:: GIVEN INSTRUCTION ::
Copy the lines of each entry below word for word, omitting the pictures.
-- start INPUT MATERIAL --
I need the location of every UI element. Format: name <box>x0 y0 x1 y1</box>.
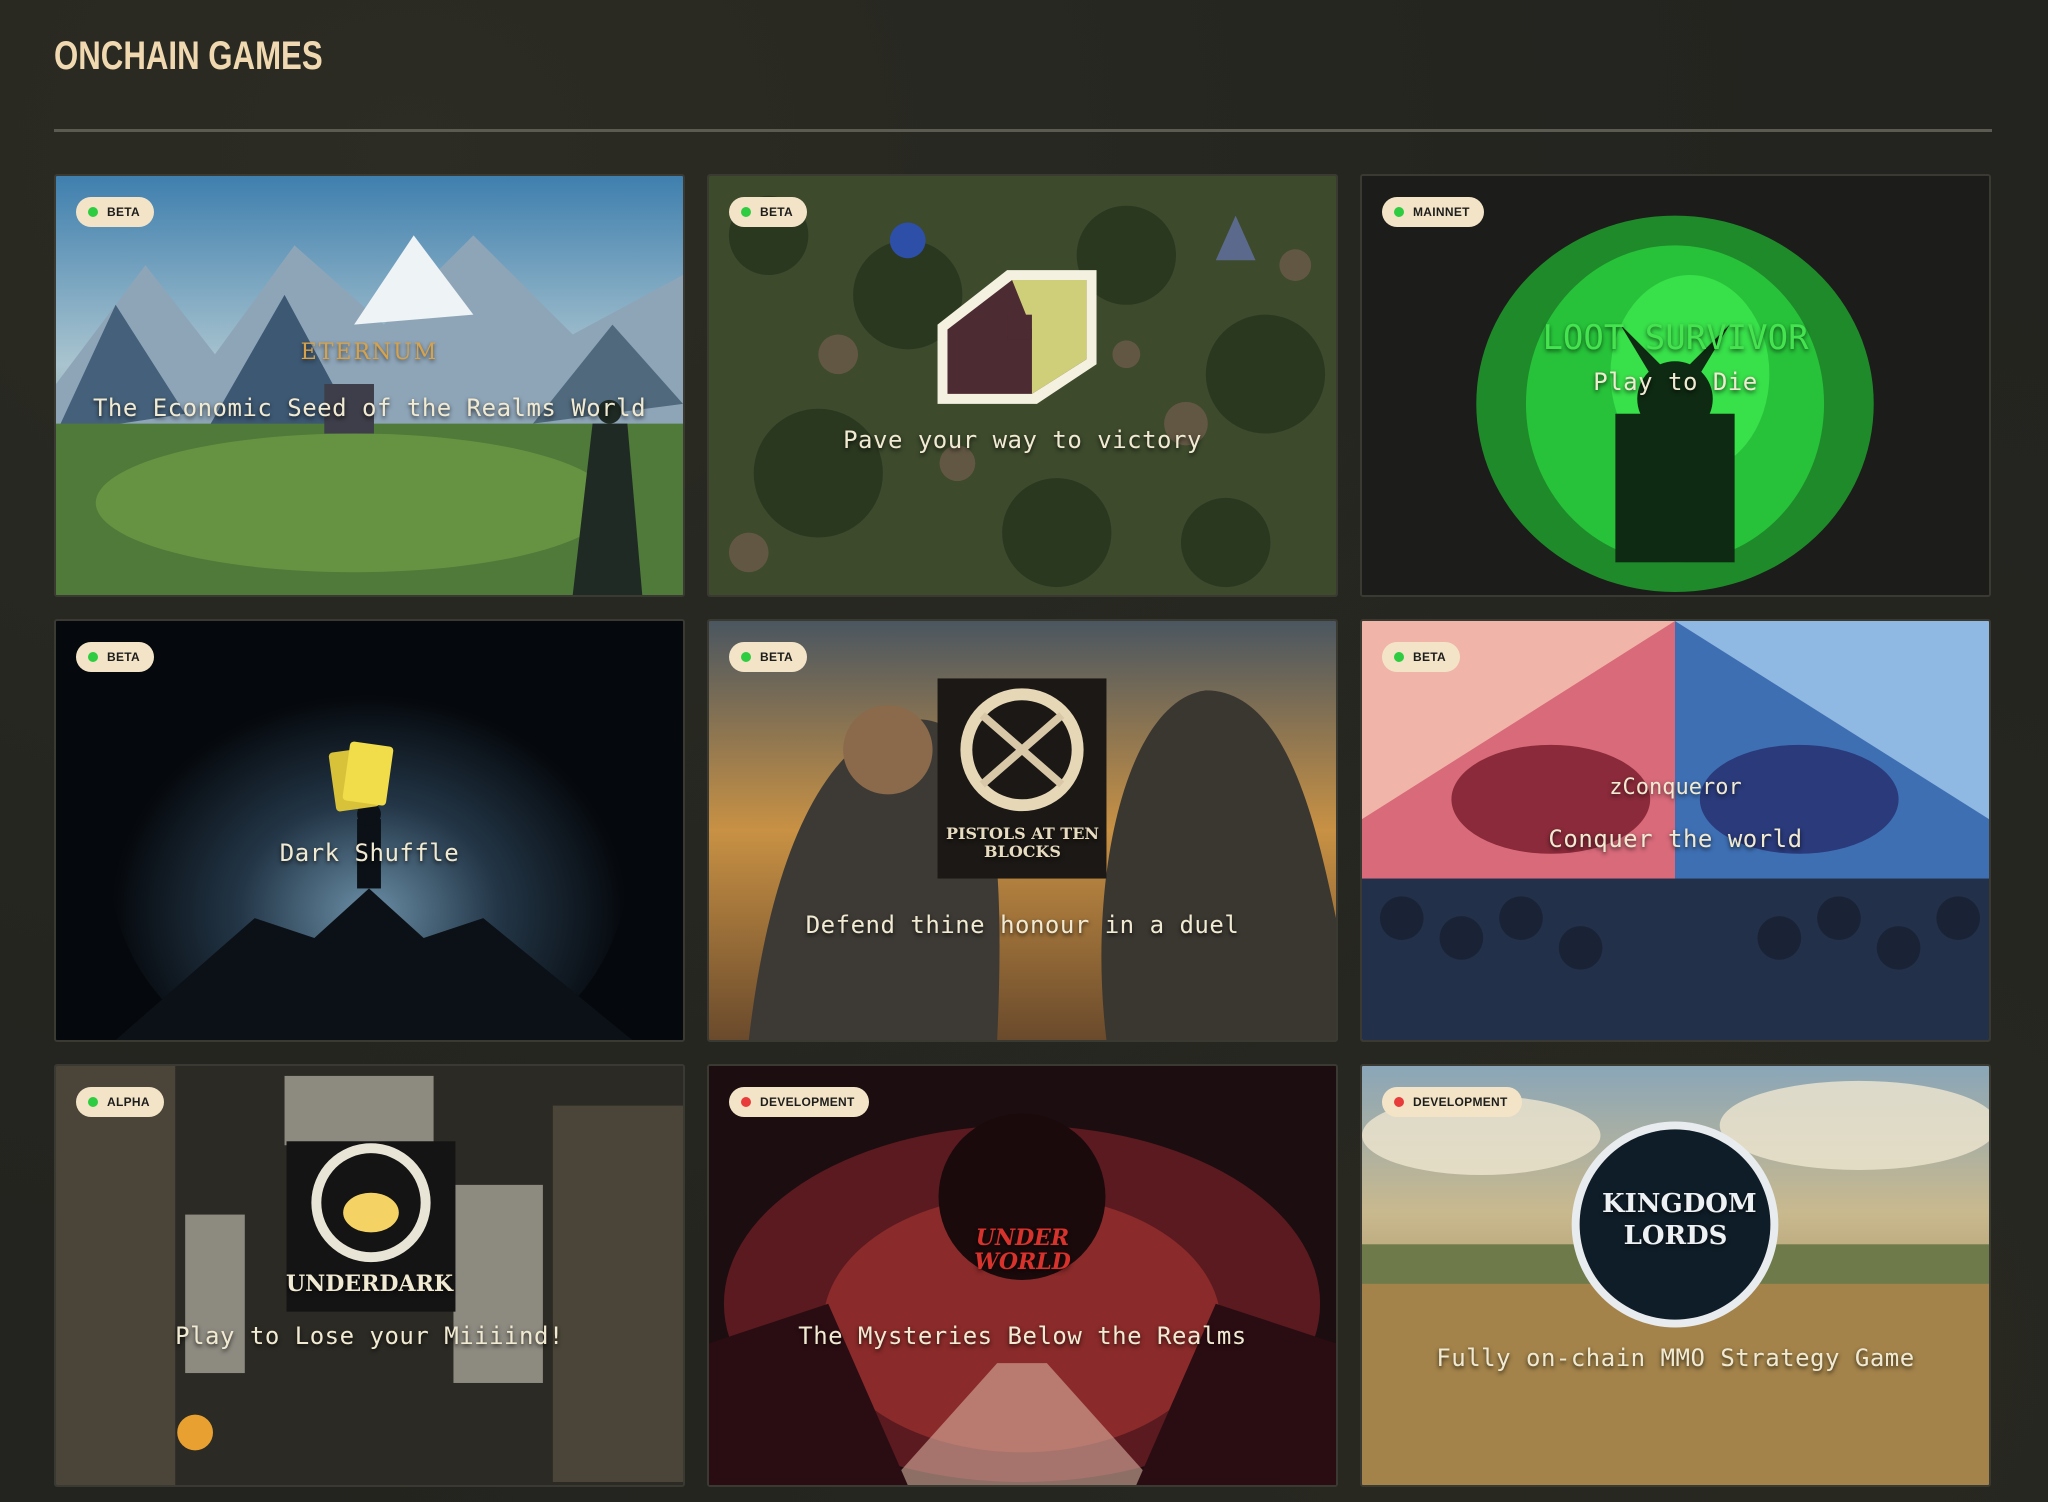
status-dot <box>741 207 751 217</box>
status-dot <box>88 207 98 217</box>
eternum-artwork <box>56 176 683 595</box>
title-divider <box>54 129 1992 132</box>
game-tagline: Fully on-chain MMO Strategy Game <box>1436 1344 1915 1372</box>
status-badge: MAINNET <box>1382 197 1484 227</box>
game-tagline: Play to Die <box>1593 368 1758 396</box>
status-dot <box>1394 1097 1404 1107</box>
zconqueror-logo: zConqueror <box>1609 775 1742 800</box>
status-dot <box>1394 207 1404 217</box>
status-dot <box>741 652 751 662</box>
status-badge: BETA <box>76 642 154 672</box>
kingdom-lords-logo: KINGDOM LORDS <box>1602 1189 1757 1251</box>
status-badge: BETA <box>729 197 807 227</box>
underdark-logo: UNDERDARK <box>286 1271 453 1297</box>
status-dot <box>741 1097 751 1107</box>
game-tagline: Dark Shuffle <box>279 839 460 867</box>
game-card-eternum[interactable]: BETA ETERNUM The Economic Seed of the Re… <box>54 174 685 597</box>
status-badge: BETA <box>76 197 154 227</box>
game-tagline: Defend thine honour in a duel <box>805 911 1240 939</box>
loot-survivor-logo: LOOT SURVIVOR <box>1542 318 1809 358</box>
game-card-underworld[interactable]: DEVELOPMENT UNDER WORLD The Mysteries Be… <box>707 1064 1338 1487</box>
status-dot <box>88 1097 98 1107</box>
status-dot <box>88 652 98 662</box>
status-badge: DEVELOPMENT <box>1382 1087 1522 1117</box>
game-card-pave[interactable]: BETA Pave your way to victory <box>707 174 1338 597</box>
game-tagline: The Mysteries Below the Realms <box>798 1322 1247 1350</box>
page-title: ONCHAIN GAMES <box>54 34 323 78</box>
game-tagline: Conquer the world <box>1548 825 1803 853</box>
pistols-logo: PISTOLS AT TEN BLOCKS <box>945 824 1100 861</box>
game-card-zconqueror[interactable]: BETA zConqueror Conquer the world <box>1360 619 1991 1042</box>
game-tagline: Play to Lose your Miiiind! <box>175 1322 564 1350</box>
eternum-logo: ETERNUM <box>300 340 439 365</box>
game-card-loot-survivor[interactable]: MAINNET LOOT SURVIVOR Play to Die <box>1360 174 1991 597</box>
status-dot <box>1394 652 1404 662</box>
game-card-dark-shuffle[interactable]: BETA Dark Shuffle <box>54 619 685 1042</box>
underworld-artwork <box>709 1066 1336 1485</box>
status-badge: DEVELOPMENT <box>729 1087 869 1117</box>
status-badge: BETA <box>729 642 807 672</box>
pave-artwork <box>709 176 1336 595</box>
game-card-kingdom-lords[interactable]: DEVELOPMENT KINGDOM LORDS Fully on-chain… <box>1360 1064 1991 1487</box>
underworld-logo: UNDER WORLD <box>974 1225 1071 1275</box>
status-badge: BETA <box>1382 642 1460 672</box>
kingdom-lords-artwork <box>1362 1066 1989 1485</box>
games-grid: BETA ETERNUM The Economic Seed of the Re… <box>54 174 1991 1487</box>
game-card-pistols[interactable]: BETA PISTOLS AT TEN BLOCKS Defend thine … <box>707 619 1338 1042</box>
game-tagline: The Economic Seed of the Realms World <box>92 394 647 422</box>
dark-shuffle-artwork <box>56 621 683 1040</box>
game-tagline: Pave your way to victory <box>843 426 1202 454</box>
status-badge: ALPHA <box>76 1087 164 1117</box>
game-card-underdark[interactable]: ALPHA UNDERDARK Play to Lose your Miiiin… <box>54 1064 685 1487</box>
-- end INPUT MATERIAL --
:: RESULT OF THIS EXERCISE ::
I need the location of every UI element. Format: name <box>x0 y0 x1 y1</box>.
status-dot <box>741 207 751 217</box>
status-dot <box>88 207 98 217</box>
eternum-artwork <box>56 176 683 595</box>
title-divider <box>54 129 1992 132</box>
game-tagline: Fully on-chain MMO Strategy Game <box>1436 1344 1915 1372</box>
status-badge: MAINNET <box>1382 197 1484 227</box>
game-tagline: Play to Die <box>1593 368 1758 396</box>
status-dot <box>1394 1097 1404 1107</box>
zconqueror-logo: zConqueror <box>1609 775 1742 800</box>
status-dot <box>1394 207 1404 217</box>
status-dot <box>741 652 751 662</box>
status-badge: BETA <box>76 642 154 672</box>
kingdom-lords-logo: KINGDOM LORDS <box>1602 1189 1757 1251</box>
status-badge: BETA <box>729 197 807 227</box>
underdark-logo: UNDERDARK <box>286 1271 453 1297</box>
status-dot <box>741 1097 751 1107</box>
game-tagline: Dark Shuffle <box>279 839 460 867</box>
game-card-eternum[interactable]: BETA ETERNUM The Economic Seed of the Re… <box>54 174 685 597</box>
status-badge: BETA <box>76 197 154 227</box>
game-tagline: Defend thine honour in a duel <box>805 911 1240 939</box>
loot-survivor-logo: LOOT SURVIVOR <box>1542 318 1809 358</box>
game-card-underworld[interactable]: DEVELOPMENT UNDER WORLD The Mysteries Be… <box>707 1064 1338 1487</box>
status-dot <box>88 1097 98 1107</box>
status-dot <box>88 652 98 662</box>
status-badge: DEVELOPMENT <box>1382 1087 1522 1117</box>
game-card-pave[interactable]: BETA Pave your way to victory <box>707 174 1338 597</box>
game-tagline: The Mysteries Below the Realms <box>798 1322 1247 1350</box>
page-title: ONCHAIN GAMES <box>54 34 323 78</box>
game-tagline: Conquer the world <box>1548 825 1803 853</box>
pistols-logo: PISTOLS AT TEN BLOCKS <box>945 824 1100 861</box>
game-card-zconqueror[interactable]: BETA zConqueror Conquer the world <box>1360 619 1991 1042</box>
game-tagline: Play to Lose your Miiiind! <box>175 1322 564 1350</box>
eternum-logo: ETERNUM <box>300 340 439 365</box>
game-card-loot-survivor[interactable]: MAINNET LOOT SURVIVOR Play to Die <box>1360 174 1991 597</box>
status-dot <box>1394 652 1404 662</box>
game-card-dark-shuffle[interactable]: BETA Dark Shuffle <box>54 619 685 1042</box>
underworld-artwork <box>709 1066 1336 1485</box>
status-badge: DEVELOPMENT <box>729 1087 869 1117</box>
status-badge: BETA <box>729 642 807 672</box>
pave-artwork <box>709 176 1336 595</box>
game-card-kingdom-lords[interactable]: DEVELOPMENT KINGDOM LORDS Fully on-chain… <box>1360 1064 1991 1487</box>
underworld-logo: UNDER WORLD <box>974 1225 1071 1275</box>
status-badge: BETA <box>1382 642 1460 672</box>
kingdom-lords-artwork <box>1362 1066 1989 1485</box>
games-grid: BETA ETERNUM The Economic Seed of the Re… <box>54 174 1991 1487</box>
game-card-pistols[interactable]: BETA PISTOLS AT TEN BLOCKS Defend thine … <box>707 619 1338 1042</box>
game-tagline: The Economic Seed of the Realms World <box>92 394 647 422</box>
dark-shuffle-artwork <box>56 621 683 1040</box>
game-tagline: Pave your way to victory <box>843 426 1202 454</box>
status-badge: ALPHA <box>76 1087 164 1117</box>
game-card-underdark[interactable]: ALPHA UNDERDARK Play to Lose your Miiiin… <box>54 1064 685 1487</box>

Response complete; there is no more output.